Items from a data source
+ + + +
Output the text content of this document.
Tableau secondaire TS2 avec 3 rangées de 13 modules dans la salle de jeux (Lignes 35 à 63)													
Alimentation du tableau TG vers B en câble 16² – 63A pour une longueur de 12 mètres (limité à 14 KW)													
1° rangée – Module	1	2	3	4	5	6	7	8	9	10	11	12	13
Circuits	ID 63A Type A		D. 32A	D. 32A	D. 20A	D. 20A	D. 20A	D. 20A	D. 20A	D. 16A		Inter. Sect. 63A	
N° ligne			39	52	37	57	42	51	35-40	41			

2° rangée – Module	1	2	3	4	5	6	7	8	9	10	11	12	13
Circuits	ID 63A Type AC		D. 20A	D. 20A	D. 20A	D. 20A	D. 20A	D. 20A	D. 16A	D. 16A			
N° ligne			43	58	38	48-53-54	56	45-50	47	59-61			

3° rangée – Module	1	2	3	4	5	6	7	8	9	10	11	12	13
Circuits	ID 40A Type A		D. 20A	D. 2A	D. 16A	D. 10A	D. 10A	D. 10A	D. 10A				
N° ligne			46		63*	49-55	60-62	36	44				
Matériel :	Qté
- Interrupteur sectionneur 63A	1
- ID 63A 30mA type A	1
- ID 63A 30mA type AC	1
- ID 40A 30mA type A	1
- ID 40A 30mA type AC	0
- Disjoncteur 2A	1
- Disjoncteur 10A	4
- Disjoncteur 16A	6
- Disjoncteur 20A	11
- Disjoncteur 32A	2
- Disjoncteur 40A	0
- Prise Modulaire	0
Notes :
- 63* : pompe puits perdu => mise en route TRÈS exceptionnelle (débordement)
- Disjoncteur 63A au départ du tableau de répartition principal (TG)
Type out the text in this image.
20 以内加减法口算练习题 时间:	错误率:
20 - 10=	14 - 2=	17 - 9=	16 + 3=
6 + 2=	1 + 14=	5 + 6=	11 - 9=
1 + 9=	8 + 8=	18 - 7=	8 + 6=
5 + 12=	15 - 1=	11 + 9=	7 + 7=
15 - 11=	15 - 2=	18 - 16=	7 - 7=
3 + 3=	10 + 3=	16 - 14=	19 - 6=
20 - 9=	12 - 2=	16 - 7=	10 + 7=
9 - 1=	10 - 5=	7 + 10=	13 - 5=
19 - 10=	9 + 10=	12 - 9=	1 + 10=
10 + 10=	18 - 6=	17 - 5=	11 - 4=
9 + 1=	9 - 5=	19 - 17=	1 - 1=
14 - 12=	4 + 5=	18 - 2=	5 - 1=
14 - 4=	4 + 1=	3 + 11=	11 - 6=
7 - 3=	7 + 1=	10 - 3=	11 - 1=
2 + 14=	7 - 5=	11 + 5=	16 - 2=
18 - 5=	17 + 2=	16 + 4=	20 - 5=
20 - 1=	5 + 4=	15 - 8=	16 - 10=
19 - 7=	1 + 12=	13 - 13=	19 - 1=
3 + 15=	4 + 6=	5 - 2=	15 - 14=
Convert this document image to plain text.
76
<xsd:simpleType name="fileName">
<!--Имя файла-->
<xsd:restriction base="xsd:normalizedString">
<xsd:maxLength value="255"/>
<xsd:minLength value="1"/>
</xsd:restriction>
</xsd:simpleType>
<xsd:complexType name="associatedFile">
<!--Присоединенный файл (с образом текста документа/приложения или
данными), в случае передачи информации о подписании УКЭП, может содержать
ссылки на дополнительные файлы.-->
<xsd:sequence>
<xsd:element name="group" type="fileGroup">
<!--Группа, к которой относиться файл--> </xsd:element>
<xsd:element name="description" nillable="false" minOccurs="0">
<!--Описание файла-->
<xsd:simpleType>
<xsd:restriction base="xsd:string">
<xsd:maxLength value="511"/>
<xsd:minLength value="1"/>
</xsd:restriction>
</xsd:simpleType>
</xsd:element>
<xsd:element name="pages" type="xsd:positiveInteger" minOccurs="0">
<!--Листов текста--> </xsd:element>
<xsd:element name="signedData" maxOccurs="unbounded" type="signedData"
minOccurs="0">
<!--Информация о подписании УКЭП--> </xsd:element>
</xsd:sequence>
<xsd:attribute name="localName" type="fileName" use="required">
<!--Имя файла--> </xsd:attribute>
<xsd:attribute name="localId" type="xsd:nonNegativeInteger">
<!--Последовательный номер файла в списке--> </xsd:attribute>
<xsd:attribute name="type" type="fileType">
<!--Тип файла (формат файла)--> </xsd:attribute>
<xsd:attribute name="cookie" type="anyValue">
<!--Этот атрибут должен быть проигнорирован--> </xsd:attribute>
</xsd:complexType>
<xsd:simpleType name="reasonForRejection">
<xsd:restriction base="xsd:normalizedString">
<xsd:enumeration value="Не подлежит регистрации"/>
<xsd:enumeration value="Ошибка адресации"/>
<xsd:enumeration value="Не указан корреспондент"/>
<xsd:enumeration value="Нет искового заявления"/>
+ + + +
▶ Your objective: Extract each line from the listing that holds the word "attribute".

▶ Task response:
<xsd:attribute name="localName" type="fileName" use="required">
<!--Имя файла--> </xsd:attribute>
<xsd:attribute name="localId" type="xsd:nonNegativeInteger">
<!--Последовательный номер файла в списке--> </xsd:attribute>
<xsd:attribute name="type" type="fileType">
<!--Тип файла (формат файла)--> </xsd:attribute>
<xsd:attribute name="cookie" type="anyValue">
<!--Этот атрибут должен быть проигнорирован--> </xsd:attribute>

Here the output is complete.